**Extrait choisi**.
---
Infection par le VIH et microstructure osseuse - Prévenir le risque fracturaire
Grâce aux trithérapies, les patients séropositifs ont une espérance de vie comparable à celle de la population générale. Le virus et dans une moindre mesure le traitement antirétroviral seraient à l'origine d'une ostéoporose précoce et d'un risque fracturaire majoré. Faut-il renforcer la prévention chez ces patients ?
La prévalence de l'ostéoporose chez les patients infectés par le VIH varie selon les études de 3% à 22% avec un risque fracturaire de 2 à 4 fois plus important que celui observé dans la population générale. Deux raisons sont avancées pour expliquer ce constat, le virus per se et le traitement antirétroviral. Tout comme chez le sujet sain, les facteurs de risque d'ostéoporose sont l'âge, un faible BMI, une corticothérapie antérieure, le tabagisme, l'alcoolisme, des antécédents de fracture du col du fémur dans la famille, une faible activité physique, etc. Aujourd'hui, on constate que les thérapies antirétrovirales allongent significativement la durée de vie des patients séropositifs. L'objectif de cette étude était d'évaluer leur statut osseux en préalable à la mise en place éventuelle d'une politique renforcée de prévention du risque fracturaire.
---
Entrées de données enregistrées

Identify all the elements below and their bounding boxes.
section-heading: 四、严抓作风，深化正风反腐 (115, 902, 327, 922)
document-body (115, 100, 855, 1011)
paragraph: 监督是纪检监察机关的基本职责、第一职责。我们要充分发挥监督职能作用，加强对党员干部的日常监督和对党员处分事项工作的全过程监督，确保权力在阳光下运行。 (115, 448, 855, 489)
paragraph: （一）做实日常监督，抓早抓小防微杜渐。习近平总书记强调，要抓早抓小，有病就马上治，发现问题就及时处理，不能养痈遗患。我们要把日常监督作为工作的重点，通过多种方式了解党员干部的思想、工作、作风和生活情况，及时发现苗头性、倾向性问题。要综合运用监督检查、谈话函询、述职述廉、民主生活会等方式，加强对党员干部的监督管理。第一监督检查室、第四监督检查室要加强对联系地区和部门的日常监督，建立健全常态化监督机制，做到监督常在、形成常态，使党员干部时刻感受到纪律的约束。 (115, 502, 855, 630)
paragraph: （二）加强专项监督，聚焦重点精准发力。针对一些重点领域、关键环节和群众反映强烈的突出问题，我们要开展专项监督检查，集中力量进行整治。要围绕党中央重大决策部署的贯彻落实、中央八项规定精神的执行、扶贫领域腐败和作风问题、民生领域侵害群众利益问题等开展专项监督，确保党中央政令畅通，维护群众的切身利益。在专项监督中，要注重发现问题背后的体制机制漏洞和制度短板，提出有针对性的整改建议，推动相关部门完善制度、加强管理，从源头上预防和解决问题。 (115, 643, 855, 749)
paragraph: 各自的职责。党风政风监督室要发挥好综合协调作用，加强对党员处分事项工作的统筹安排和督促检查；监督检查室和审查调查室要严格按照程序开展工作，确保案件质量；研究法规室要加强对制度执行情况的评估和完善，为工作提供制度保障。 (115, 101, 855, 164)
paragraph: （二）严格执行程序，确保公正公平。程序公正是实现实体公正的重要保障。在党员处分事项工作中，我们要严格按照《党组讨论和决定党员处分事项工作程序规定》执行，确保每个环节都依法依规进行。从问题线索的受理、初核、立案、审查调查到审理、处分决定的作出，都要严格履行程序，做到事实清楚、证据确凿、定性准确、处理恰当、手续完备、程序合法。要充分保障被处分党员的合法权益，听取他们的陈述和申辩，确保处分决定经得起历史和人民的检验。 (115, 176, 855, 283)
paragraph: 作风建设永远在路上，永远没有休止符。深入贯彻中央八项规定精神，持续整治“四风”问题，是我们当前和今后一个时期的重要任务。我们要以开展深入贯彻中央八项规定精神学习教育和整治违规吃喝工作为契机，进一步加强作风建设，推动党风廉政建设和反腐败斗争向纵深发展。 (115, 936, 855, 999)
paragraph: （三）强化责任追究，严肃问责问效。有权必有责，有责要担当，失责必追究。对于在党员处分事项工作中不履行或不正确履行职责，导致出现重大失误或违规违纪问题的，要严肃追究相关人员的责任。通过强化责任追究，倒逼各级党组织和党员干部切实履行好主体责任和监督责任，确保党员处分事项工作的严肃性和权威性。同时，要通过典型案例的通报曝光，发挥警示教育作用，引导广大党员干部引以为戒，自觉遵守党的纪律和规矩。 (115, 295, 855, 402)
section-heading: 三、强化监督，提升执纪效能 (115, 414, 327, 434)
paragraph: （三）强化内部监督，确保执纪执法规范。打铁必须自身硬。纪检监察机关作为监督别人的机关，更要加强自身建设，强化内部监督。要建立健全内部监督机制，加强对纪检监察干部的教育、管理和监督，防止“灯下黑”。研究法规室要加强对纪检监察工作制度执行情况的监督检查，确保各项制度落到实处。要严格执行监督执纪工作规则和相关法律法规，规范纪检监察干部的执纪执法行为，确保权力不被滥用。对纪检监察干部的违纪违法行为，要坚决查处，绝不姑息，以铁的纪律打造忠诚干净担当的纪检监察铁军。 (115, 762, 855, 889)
---
Renvoyez le passage du texte sur le VIH et l'os qui va de « Infection par le » à « ces patients ? », ces deux bornes comprises.

Infection par le VIH et microstructure osseuse - Prévenir le risque fracturaire
Grâce aux trithérapies, les patients séropositifs ont une espérance de vie comparable à celle de la population générale. Le virus et dans une moindre mesure le traitement antirétroviral seraient à l'origine d'une ostéoporose précoce et d'un risque fracturaire majoré. Faut-il renforcer la prévention chez ces patients ?